#### [REQUIRED WORK]
Quote every line as given.

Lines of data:
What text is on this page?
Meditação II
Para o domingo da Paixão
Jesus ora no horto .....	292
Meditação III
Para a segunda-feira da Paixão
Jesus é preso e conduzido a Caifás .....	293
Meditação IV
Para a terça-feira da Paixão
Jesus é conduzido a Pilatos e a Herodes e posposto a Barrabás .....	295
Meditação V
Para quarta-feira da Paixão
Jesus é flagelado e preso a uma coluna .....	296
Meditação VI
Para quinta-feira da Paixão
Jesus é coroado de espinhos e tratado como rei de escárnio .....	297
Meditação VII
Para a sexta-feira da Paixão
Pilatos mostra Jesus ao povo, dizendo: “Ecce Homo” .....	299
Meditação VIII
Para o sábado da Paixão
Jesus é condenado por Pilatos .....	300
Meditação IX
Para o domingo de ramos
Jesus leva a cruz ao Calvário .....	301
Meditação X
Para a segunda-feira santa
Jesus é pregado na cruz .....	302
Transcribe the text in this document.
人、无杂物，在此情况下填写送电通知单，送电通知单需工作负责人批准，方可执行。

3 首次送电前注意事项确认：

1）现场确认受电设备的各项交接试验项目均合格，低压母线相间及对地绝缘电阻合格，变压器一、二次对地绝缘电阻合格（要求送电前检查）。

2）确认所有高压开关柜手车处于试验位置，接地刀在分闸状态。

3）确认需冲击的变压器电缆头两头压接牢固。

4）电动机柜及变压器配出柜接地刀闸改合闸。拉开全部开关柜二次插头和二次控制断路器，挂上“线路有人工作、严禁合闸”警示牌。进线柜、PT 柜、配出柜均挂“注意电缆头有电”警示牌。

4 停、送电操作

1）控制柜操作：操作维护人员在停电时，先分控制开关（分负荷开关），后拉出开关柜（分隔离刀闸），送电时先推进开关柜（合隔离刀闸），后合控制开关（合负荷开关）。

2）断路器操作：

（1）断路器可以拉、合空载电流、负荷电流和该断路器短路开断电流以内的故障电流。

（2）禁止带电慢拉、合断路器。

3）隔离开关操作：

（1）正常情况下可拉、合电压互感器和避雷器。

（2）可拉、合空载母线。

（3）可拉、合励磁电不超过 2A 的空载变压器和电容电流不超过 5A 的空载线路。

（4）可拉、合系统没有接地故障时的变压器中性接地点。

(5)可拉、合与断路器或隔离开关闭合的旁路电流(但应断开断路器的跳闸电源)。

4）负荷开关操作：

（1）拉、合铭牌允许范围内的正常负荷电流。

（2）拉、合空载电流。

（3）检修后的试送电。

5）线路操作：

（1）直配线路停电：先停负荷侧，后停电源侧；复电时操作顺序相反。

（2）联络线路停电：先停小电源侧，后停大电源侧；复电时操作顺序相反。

#### [THE RESULT]
What text is on this page?
Meditação II
Para o domingo da Paixão
Jesus ora no horto .....	292
Meditação III
Para a segunda-feira da Paixão
Jesus é preso e conduzido a Caifás .....	293
Meditação IV
Para a terça-feira da Paixão
Jesus é conduzido a Pilatos e a Herodes e posposto a Barrabás .....	295
Meditação V
Para quarta-feira da Paixão
Jesus é flagelado e preso a uma coluna .....	296
Meditação VI
Para quinta-feira da Paixão
Jesus é coroado de espinhos e tratado como rei de escárnio .....	297
Meditação VII
Para a sexta-feira da Paixão
Pilatos mostra Jesus ao povo, dizendo: “Ecce Homo” .....	299
Meditação VIII
Para o sábado da Paixão
Jesus é condenado por Pilatos .....	300
Meditação IX
Para o domingo de ramos
Jesus leva a cruz ao Calvário .....	301
Meditação X
Para a segunda-feira santa
Jesus é pregado na cruz .....	302
Transcribe the text in this document.
人、无杂物，在此情况下填写送电通知单，送电通知单需工作负责人批准，方可执行。

3 首次送电前注意事项确认：

1）现场确认受电设备的各项交接试验项目均合格，低压母线相间及对地绝缘电阻合格，变压器一、二次对地绝缘电阻合格（要求送电前检查）。

2）确认所有高压开关柜手车处于试验位置，接地刀在分闸状态。

3）确认需冲击的变压器电缆头两头压接牢固。

4）电动机柜及变压器配出柜接地刀闸改合闸。拉开全部开关柜二次插头和二次控制断路器，挂上“线路有人工作、严禁合闸”警示牌。进线柜、PT 柜、配出柜均挂“注意电缆头有电”警示牌。

4 停、送电操作

1）控制柜操作：操作维护人员在停电时，先分控制开关（分负荷开关），后拉出开关柜（分隔离刀闸），送电时先推进开关柜（合隔离刀闸），后合控制开关（合负荷开关）。

2）断路器操作：

（1）断路器可以拉、合空载电流、负荷电流和该断路器短路开断电流以内的故障电流。

（2）禁止带电慢拉、合断路器。

3）隔离开关操作：

（1）正常情况下可拉、合电压互感器和避雷器。

（2）可拉、合空载母线。

（3）可拉、合励磁电不超过 2A 的空载变压器和电容电流不超过 5A 的空载线路。

（4）可拉、合系统没有接地故障时的变压器中性接地点。

(5)可拉、合与断路器或隔离开关闭合的旁路电流(但应断开断路器的跳闸电源)。

4）负荷开关操作：

（1）拉、合铭牌允许范围内的正常负荷电流。

（2）拉、合空载电流。

（3）检修后的试送电。

5）线路操作：

（1）直配线路停电：先停负荷侧，后停电源侧；复电时操作顺序相反。

（2）联络线路停电：先停小电源侧，后停大电源侧；复电时操作顺序相反。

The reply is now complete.